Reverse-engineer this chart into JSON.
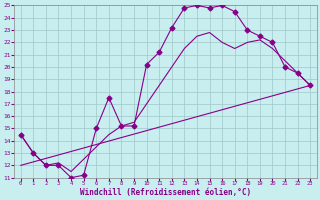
{
  "xlabel": "Windchill (Refroidissement éolien,°C)",
  "xlim": [
    -0.5,
    23.5
  ],
  "ylim": [
    11,
    25
  ],
  "xticks": [
    0,
    1,
    2,
    3,
    4,
    5,
    6,
    7,
    8,
    9,
    10,
    11,
    12,
    13,
    14,
    15,
    16,
    17,
    18,
    19,
    20,
    21,
    22,
    23
  ],
  "yticks": [
    11,
    12,
    13,
    14,
    15,
    16,
    17,
    18,
    19,
    20,
    21,
    22,
    23,
    24,
    25
  ],
  "bg_color": "#c8eef0",
  "grid_color": "#a0c8c8",
  "line_color": "#880088",
  "curve_main_x": [
    0,
    1,
    2,
    3,
    4,
    5,
    6,
    7,
    8,
    9,
    10,
    11,
    12,
    13,
    14,
    15,
    16,
    17,
    18,
    19,
    20,
    21,
    22,
    23
  ],
  "curve_main_y": [
    14.5,
    13.0,
    12.0,
    12.0,
    11.0,
    11.2,
    15.0,
    17.5,
    15.2,
    15.2,
    20.2,
    21.2,
    23.2,
    24.8,
    25.0,
    24.8,
    25.0,
    24.5,
    23.0,
    22.5,
    22.0,
    20.0,
    19.5,
    18.5
  ],
  "curve_smooth_x": [
    0,
    1,
    2,
    3,
    4,
    5,
    6,
    7,
    8,
    9,
    10,
    11,
    12,
    13,
    14,
    15,
    16,
    17,
    18,
    19,
    20,
    21,
    22,
    23
  ],
  "curve_smooth_y": [
    14.5,
    13.0,
    12.0,
    12.2,
    11.5,
    12.5,
    13.5,
    14.5,
    15.2,
    15.5,
    17.0,
    18.5,
    20.0,
    21.5,
    22.5,
    22.8,
    22.0,
    21.5,
    22.0,
    22.2,
    21.5,
    20.5,
    19.5,
    18.5
  ],
  "curve_line_x": [
    0,
    23
  ],
  "curve_line_y": [
    12.0,
    18.5
  ],
  "markersize": 2.5
}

========================================================================

Do this:
Each line above is to be copied verbatim. Drop any image from the copy.

Solution to this task:
Reverse-engineer this chart into JSON.
{
  "xlabel": "Windchill (Refroidissement éolien,°C)",
  "xlim": [
    -0.5,
    23.5
  ],
  "ylim": [
    11,
    25
  ],
  "xticks": [
    0,
    1,
    2,
    3,
    4,
    5,
    6,
    7,
    8,
    9,
    10,
    11,
    12,
    13,
    14,
    15,
    16,
    17,
    18,
    19,
    20,
    21,
    22,
    23
  ],
  "yticks": [
    11,
    12,
    13,
    14,
    15,
    16,
    17,
    18,
    19,
    20,
    21,
    22,
    23,
    24,
    25
  ],
  "bg_color": "#c8eef0",
  "grid_color": "#a0c8c8",
  "line_color": "#880088",
  "curve_main_x": [
    0,
    1,
    2,
    3,
    4,
    5,
    6,
    7,
    8,
    9,
    10,
    11,
    12,
    13,
    14,
    15,
    16,
    17,
    18,
    19,
    20,
    21,
    22,
    23
  ],
  "curve_main_y": [
    14.5,
    13.0,
    12.0,
    12.0,
    11.0,
    11.2,
    15.0,
    17.5,
    15.2,
    15.2,
    20.2,
    21.2,
    23.2,
    24.8,
    25.0,
    24.8,
    25.0,
    24.5,
    23.0,
    22.5,
    22.0,
    20.0,
    19.5,
    18.5
  ],
  "curve_smooth_x": [
    0,
    1,
    2,
    3,
    4,
    5,
    6,
    7,
    8,
    9,
    10,
    11,
    12,
    13,
    14,
    15,
    16,
    17,
    18,
    19,
    20,
    21,
    22,
    23
  ],
  "curve_smooth_y": [
    14.5,
    13.0,
    12.0,
    12.2,
    11.5,
    12.5,
    13.5,
    14.5,
    15.2,
    15.5,
    17.0,
    18.5,
    20.0,
    21.5,
    22.5,
    22.8,
    22.0,
    21.5,
    22.0,
    22.2,
    21.5,
    20.5,
    19.5,
    18.5
  ],
  "curve_line_x": [
    0,
    23
  ],
  "curve_line_y": [
    12.0,
    18.5
  ],
  "markersize": 2.5
}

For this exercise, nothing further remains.